## START

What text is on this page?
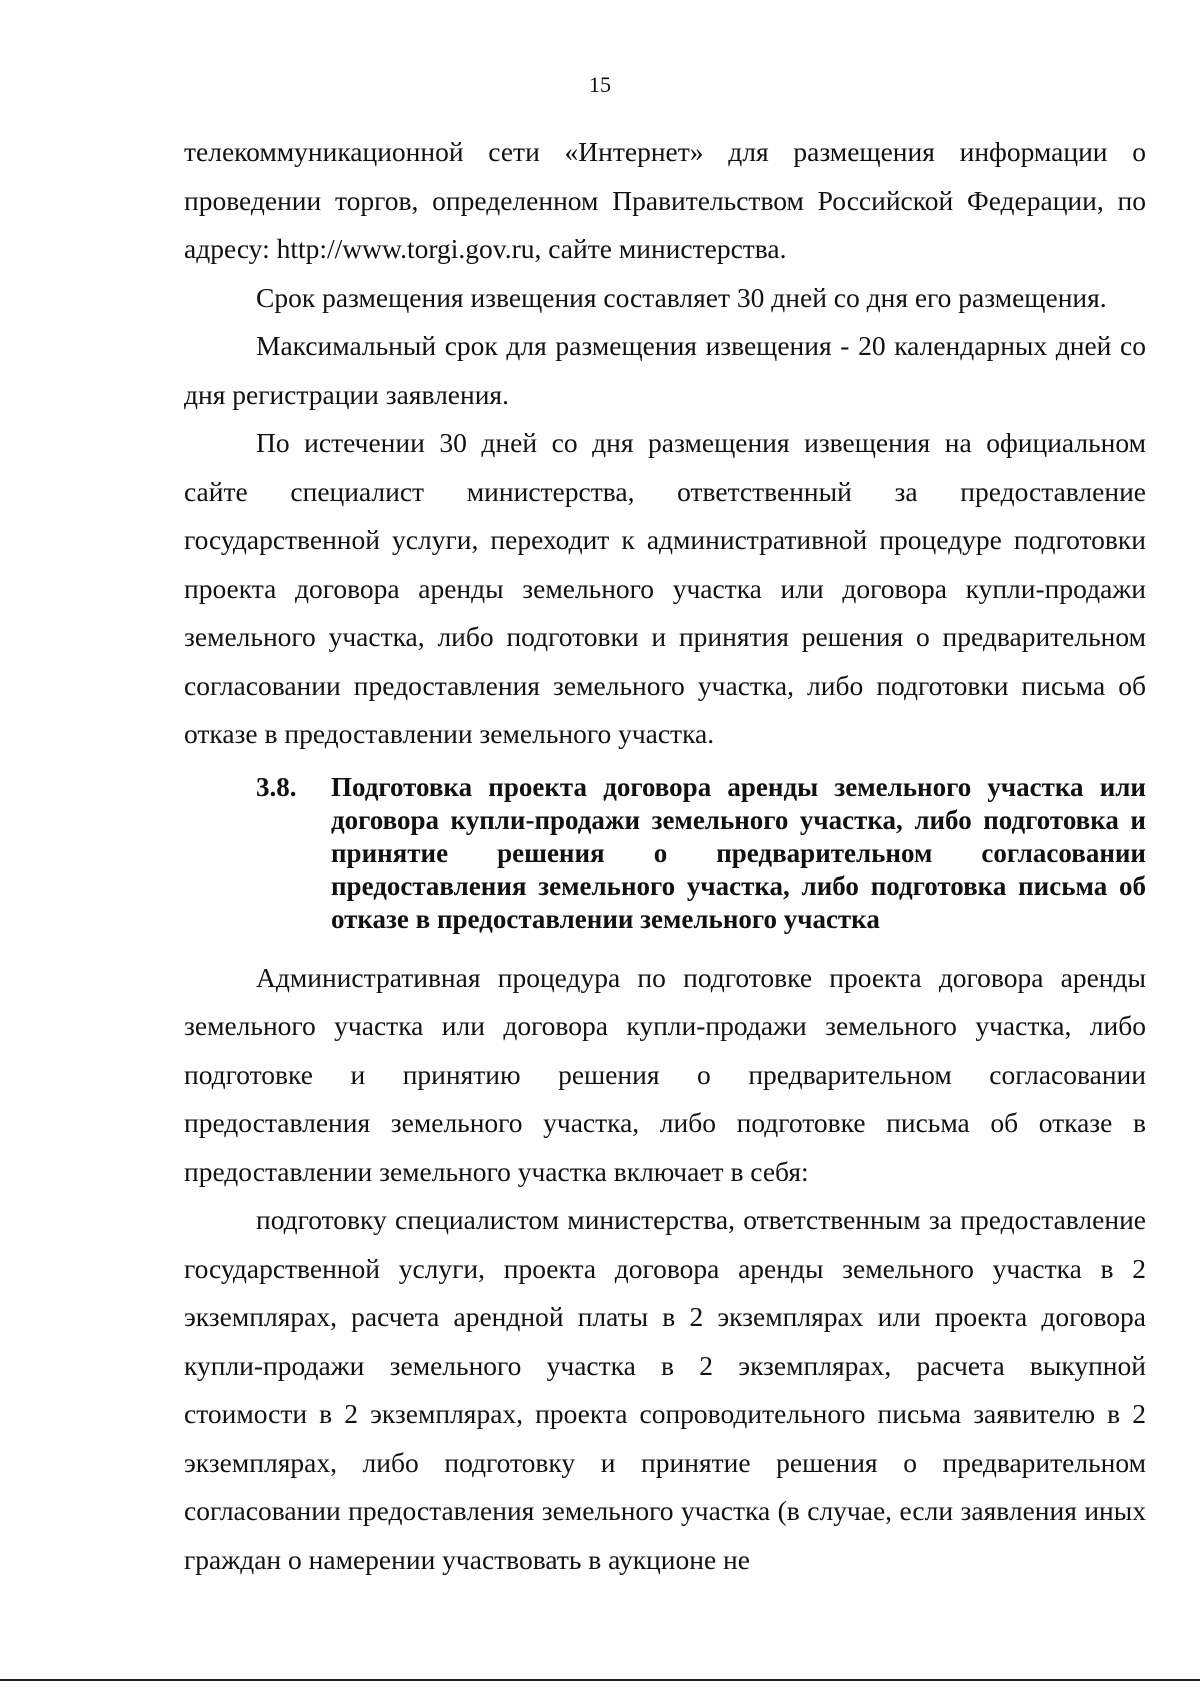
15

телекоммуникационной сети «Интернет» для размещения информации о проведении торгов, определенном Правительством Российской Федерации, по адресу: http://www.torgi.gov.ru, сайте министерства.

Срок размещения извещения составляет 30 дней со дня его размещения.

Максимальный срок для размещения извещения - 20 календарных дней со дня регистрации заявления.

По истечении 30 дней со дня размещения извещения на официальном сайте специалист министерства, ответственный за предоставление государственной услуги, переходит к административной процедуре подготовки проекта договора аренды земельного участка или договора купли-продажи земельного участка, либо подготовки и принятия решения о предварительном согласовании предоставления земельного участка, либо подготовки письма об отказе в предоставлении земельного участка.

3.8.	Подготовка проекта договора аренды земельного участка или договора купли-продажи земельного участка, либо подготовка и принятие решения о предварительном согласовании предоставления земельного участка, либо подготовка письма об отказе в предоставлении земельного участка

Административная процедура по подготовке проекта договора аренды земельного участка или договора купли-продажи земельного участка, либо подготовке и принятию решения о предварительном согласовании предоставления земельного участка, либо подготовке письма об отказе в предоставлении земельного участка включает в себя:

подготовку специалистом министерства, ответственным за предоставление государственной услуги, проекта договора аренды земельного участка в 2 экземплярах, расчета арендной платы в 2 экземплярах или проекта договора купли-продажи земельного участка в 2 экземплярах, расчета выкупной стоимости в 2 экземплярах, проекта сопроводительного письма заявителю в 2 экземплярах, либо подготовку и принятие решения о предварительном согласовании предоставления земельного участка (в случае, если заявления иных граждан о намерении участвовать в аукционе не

## END
## START

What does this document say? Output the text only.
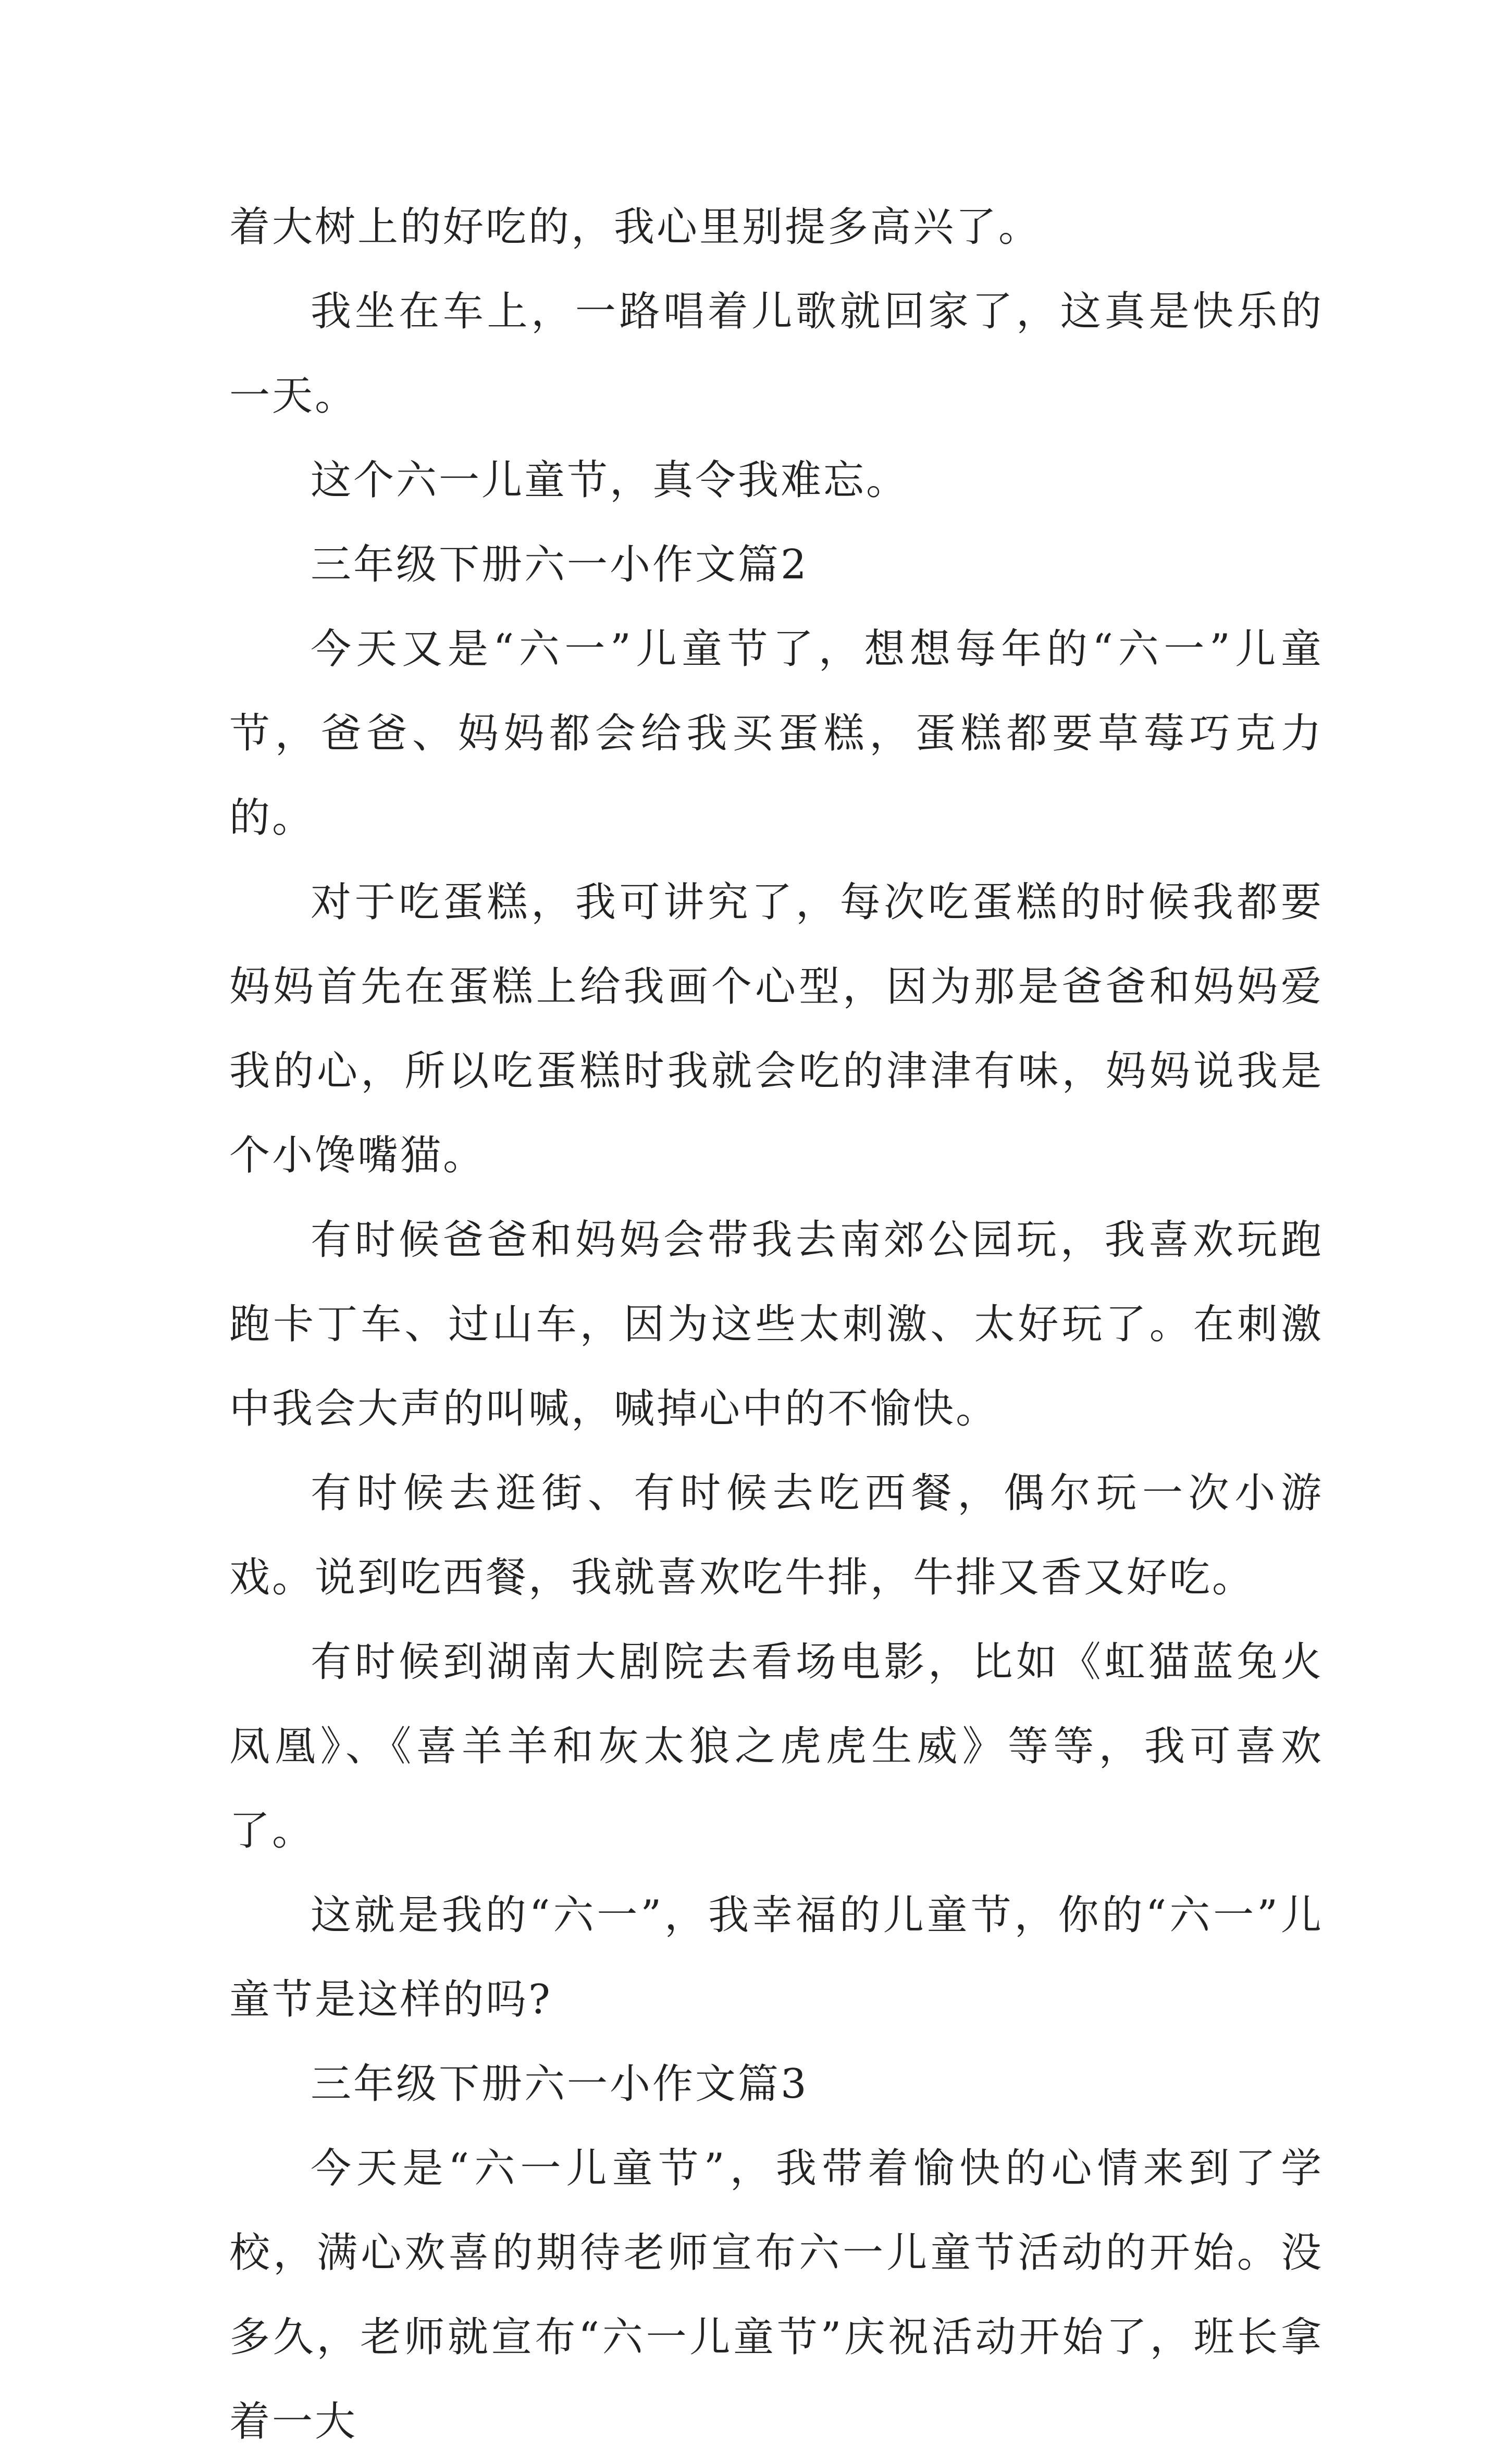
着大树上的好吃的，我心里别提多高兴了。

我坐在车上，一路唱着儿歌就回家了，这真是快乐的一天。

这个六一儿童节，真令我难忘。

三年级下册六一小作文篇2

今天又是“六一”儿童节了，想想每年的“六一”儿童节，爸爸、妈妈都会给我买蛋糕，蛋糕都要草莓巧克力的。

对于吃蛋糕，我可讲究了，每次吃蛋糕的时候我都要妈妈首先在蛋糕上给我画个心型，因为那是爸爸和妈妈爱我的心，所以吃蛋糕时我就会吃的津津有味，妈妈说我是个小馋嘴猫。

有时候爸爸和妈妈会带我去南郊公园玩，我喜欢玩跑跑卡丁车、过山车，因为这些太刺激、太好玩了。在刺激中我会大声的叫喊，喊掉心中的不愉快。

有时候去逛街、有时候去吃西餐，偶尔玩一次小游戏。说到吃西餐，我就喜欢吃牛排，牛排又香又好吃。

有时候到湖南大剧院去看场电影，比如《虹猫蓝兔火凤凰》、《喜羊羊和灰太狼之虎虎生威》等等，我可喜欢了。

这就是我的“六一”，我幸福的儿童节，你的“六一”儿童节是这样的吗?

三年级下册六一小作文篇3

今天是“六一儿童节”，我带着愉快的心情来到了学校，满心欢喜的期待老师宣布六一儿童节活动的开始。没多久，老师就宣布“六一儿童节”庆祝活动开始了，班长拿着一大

## END
## START

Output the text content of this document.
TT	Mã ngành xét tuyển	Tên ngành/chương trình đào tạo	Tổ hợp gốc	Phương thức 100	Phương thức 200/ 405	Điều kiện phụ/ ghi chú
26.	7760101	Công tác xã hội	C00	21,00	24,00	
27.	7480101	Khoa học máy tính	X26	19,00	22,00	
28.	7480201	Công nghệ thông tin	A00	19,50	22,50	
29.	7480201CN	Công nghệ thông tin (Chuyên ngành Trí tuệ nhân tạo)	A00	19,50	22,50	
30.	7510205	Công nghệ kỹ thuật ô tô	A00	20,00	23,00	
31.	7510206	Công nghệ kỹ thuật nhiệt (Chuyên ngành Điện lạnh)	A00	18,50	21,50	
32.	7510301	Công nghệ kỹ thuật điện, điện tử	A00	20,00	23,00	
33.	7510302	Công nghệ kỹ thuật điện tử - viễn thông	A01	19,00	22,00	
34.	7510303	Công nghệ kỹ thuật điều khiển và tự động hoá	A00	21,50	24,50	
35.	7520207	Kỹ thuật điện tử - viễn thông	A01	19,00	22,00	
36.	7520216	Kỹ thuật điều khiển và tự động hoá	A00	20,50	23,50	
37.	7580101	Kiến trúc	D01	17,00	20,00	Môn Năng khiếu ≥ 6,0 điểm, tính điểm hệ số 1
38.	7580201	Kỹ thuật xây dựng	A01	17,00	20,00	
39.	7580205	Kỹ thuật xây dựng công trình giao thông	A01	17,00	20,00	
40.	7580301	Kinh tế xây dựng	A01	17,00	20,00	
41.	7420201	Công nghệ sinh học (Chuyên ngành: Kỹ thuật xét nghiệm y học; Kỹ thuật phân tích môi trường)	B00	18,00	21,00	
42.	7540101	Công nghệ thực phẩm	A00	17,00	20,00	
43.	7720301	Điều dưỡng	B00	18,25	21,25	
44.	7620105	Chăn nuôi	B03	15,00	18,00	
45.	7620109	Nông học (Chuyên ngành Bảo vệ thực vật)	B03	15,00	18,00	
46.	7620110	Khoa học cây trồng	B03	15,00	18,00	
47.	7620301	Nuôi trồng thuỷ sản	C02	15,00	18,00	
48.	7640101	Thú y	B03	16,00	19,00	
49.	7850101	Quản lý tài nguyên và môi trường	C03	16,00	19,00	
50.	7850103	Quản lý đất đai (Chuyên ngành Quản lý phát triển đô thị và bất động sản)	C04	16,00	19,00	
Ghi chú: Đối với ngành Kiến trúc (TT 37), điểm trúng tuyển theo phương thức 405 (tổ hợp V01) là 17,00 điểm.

## END

Required work:
Scan the records for the string "dựng". Copy each line in which it appears.

Solution for this exercise:
38.	7580201	Kỹ thuật xây dựng	A01	17,00	20,00	
39.	7580205	Kỹ thuật xây dựng công trình giao thông	A01	17,00	20,00	
40.	7580301	Kinh tế xây dựng	A01	17,00	20,00	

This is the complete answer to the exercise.